- [Problem to work on]:
Which lines have the string "방안으로"? Copy all of them from the entries below.
----- Provided data
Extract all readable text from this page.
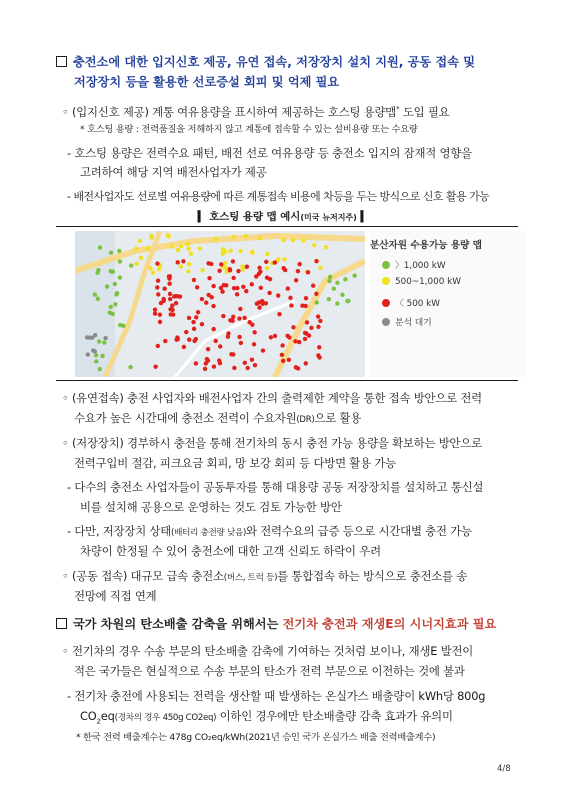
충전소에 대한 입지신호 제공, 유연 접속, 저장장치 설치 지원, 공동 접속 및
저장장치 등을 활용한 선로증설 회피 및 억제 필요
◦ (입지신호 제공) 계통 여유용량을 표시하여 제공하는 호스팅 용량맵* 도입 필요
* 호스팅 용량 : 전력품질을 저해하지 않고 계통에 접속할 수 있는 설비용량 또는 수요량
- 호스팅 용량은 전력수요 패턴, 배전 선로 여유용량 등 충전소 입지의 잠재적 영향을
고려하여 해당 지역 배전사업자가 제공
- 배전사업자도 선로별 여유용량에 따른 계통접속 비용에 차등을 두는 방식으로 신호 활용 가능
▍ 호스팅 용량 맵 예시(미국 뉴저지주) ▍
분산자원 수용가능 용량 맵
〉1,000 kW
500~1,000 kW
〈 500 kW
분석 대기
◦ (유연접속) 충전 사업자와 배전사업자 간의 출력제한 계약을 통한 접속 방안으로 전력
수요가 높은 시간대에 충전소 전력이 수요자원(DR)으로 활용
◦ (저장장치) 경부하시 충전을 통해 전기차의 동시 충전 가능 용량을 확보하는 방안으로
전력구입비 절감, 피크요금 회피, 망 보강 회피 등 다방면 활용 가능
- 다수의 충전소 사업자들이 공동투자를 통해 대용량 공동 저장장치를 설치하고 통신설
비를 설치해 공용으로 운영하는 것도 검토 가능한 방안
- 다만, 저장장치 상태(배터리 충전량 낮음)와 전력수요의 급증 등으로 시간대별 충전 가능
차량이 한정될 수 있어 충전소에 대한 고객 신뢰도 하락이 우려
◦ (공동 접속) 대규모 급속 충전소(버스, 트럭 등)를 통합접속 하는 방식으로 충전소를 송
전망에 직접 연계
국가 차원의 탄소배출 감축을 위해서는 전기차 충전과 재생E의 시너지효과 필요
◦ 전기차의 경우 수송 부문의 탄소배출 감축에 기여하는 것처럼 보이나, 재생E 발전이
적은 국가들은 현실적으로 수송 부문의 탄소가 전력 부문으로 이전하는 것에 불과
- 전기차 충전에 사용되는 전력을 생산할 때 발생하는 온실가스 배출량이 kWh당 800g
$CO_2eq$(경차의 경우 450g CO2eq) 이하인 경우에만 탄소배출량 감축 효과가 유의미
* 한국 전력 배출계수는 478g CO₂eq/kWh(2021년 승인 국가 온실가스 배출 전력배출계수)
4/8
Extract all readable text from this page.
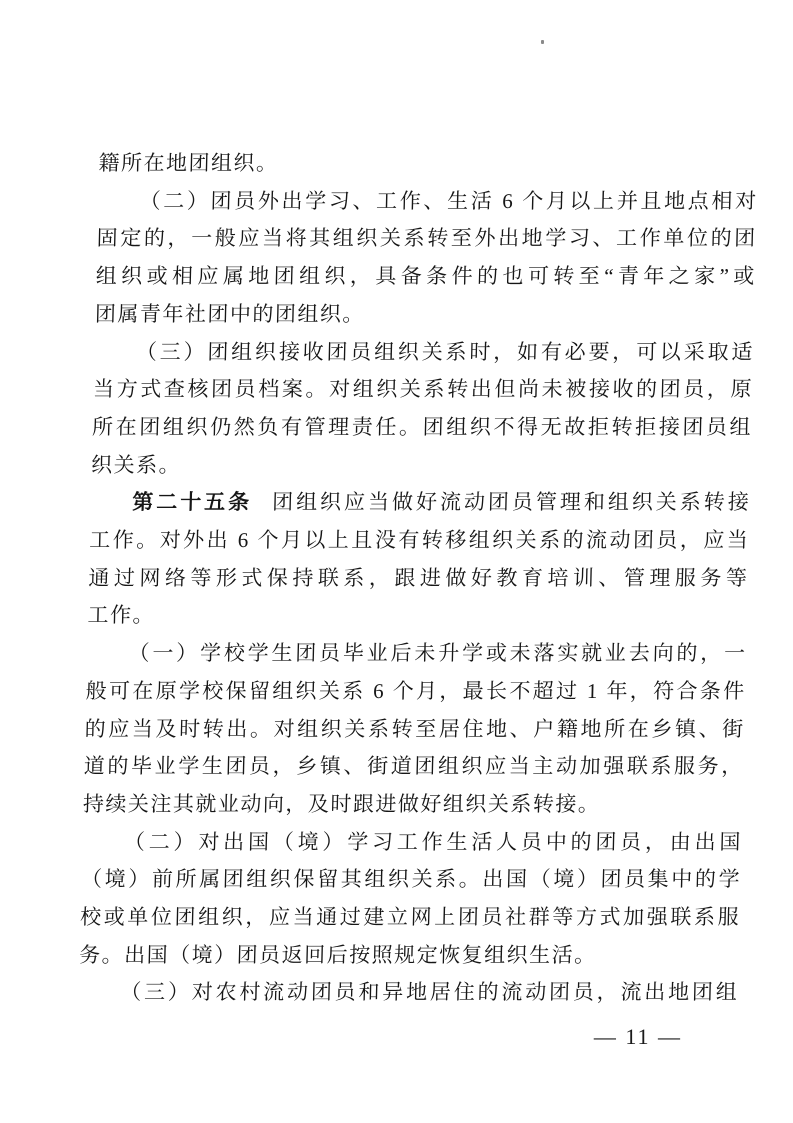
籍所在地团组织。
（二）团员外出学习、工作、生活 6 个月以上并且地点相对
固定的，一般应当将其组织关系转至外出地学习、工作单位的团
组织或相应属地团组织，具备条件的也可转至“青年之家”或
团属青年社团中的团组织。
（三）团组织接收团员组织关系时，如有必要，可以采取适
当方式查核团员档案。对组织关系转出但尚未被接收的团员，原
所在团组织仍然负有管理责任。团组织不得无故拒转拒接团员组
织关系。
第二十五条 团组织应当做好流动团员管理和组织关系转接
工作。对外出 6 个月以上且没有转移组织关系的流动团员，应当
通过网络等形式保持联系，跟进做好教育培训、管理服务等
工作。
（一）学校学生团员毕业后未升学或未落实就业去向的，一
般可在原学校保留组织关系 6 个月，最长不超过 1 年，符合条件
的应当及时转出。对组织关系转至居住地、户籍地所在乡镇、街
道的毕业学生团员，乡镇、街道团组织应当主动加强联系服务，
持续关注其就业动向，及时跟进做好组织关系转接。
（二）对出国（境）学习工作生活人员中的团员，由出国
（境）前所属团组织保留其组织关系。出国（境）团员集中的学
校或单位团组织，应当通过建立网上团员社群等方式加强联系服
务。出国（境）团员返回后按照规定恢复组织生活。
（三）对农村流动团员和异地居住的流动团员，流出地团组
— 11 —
----------
- [Output]:
◦ (유연접속) 충전 사업자와 배전사업자 간의 출력제한 계약을 통한 접속 방안으로 전력
◦ (저장장치) 경부하시 충전을 통해 전기차의 동시 충전 가능 용량을 확보하는 방안으로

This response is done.